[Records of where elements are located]

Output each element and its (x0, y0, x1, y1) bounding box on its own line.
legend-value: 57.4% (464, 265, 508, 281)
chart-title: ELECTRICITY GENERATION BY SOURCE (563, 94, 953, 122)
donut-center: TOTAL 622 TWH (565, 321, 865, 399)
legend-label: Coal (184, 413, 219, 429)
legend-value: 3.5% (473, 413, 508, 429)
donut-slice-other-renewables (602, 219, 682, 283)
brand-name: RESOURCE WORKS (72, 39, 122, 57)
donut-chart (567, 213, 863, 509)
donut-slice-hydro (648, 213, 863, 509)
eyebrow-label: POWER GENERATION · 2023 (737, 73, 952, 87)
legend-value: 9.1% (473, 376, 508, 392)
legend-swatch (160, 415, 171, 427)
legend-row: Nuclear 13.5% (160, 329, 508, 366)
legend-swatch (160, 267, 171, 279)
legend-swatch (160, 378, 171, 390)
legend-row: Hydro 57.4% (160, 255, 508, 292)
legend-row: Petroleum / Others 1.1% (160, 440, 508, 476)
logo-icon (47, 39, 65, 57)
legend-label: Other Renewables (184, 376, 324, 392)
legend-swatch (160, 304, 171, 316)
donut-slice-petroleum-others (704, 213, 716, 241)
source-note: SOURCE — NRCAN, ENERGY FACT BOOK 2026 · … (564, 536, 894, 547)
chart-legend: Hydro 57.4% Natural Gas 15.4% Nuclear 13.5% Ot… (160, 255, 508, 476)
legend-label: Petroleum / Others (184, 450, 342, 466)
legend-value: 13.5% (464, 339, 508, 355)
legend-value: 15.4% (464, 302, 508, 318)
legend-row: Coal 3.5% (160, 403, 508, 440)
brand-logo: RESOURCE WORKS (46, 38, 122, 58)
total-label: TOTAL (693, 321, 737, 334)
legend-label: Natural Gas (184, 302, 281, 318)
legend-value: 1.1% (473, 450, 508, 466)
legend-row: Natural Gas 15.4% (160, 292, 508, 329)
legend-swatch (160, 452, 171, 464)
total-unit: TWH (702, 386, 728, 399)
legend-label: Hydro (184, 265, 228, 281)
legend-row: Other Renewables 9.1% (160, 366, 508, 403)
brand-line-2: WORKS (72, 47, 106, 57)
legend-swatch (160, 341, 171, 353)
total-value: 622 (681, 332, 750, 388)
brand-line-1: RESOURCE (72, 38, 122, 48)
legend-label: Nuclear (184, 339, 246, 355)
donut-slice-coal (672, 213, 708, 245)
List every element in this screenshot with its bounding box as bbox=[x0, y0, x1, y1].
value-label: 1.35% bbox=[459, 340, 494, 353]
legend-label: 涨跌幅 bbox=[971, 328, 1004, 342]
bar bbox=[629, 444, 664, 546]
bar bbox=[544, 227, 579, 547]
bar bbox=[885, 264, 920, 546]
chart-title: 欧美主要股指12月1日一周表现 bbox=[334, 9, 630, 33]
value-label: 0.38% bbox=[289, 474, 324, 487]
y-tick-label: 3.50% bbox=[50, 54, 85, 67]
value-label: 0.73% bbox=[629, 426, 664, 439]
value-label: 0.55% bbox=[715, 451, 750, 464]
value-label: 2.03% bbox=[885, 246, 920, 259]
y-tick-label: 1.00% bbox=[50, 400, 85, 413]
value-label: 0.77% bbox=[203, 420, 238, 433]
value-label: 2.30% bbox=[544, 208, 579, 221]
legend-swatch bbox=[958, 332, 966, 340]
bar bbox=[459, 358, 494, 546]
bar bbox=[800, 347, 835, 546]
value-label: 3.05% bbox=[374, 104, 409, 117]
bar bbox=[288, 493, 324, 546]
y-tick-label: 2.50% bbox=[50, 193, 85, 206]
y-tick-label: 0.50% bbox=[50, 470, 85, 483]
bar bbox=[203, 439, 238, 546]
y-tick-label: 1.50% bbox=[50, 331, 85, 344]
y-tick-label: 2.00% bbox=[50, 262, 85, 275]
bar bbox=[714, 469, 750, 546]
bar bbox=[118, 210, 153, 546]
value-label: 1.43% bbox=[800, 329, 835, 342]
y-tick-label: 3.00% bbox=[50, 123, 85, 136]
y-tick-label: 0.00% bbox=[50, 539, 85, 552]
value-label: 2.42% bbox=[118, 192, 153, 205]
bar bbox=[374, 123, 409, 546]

• What the task asks: Please write out the material above word for word, starting from its first line and stopping after the line that contains "brand-name: RESOURCE WORKS (72, 39, 122, 57)", including both of those lines.

• Expected answer:
Output each element and its (x0, y0, x1, y1) bounding box on its own line.
legend-value: 57.4% (464, 265, 508, 281)
chart-title: ELECTRICITY GENERATION BY SOURCE (563, 94, 953, 122)
donut-center: TOTAL 622 TWH (565, 321, 865, 399)
legend-label: Coal (184, 413, 219, 429)
legend-value: 3.5% (473, 413, 508, 429)
donut-slice-other-renewables (602, 219, 682, 283)
brand-name: RESOURCE WORKS (72, 39, 122, 57)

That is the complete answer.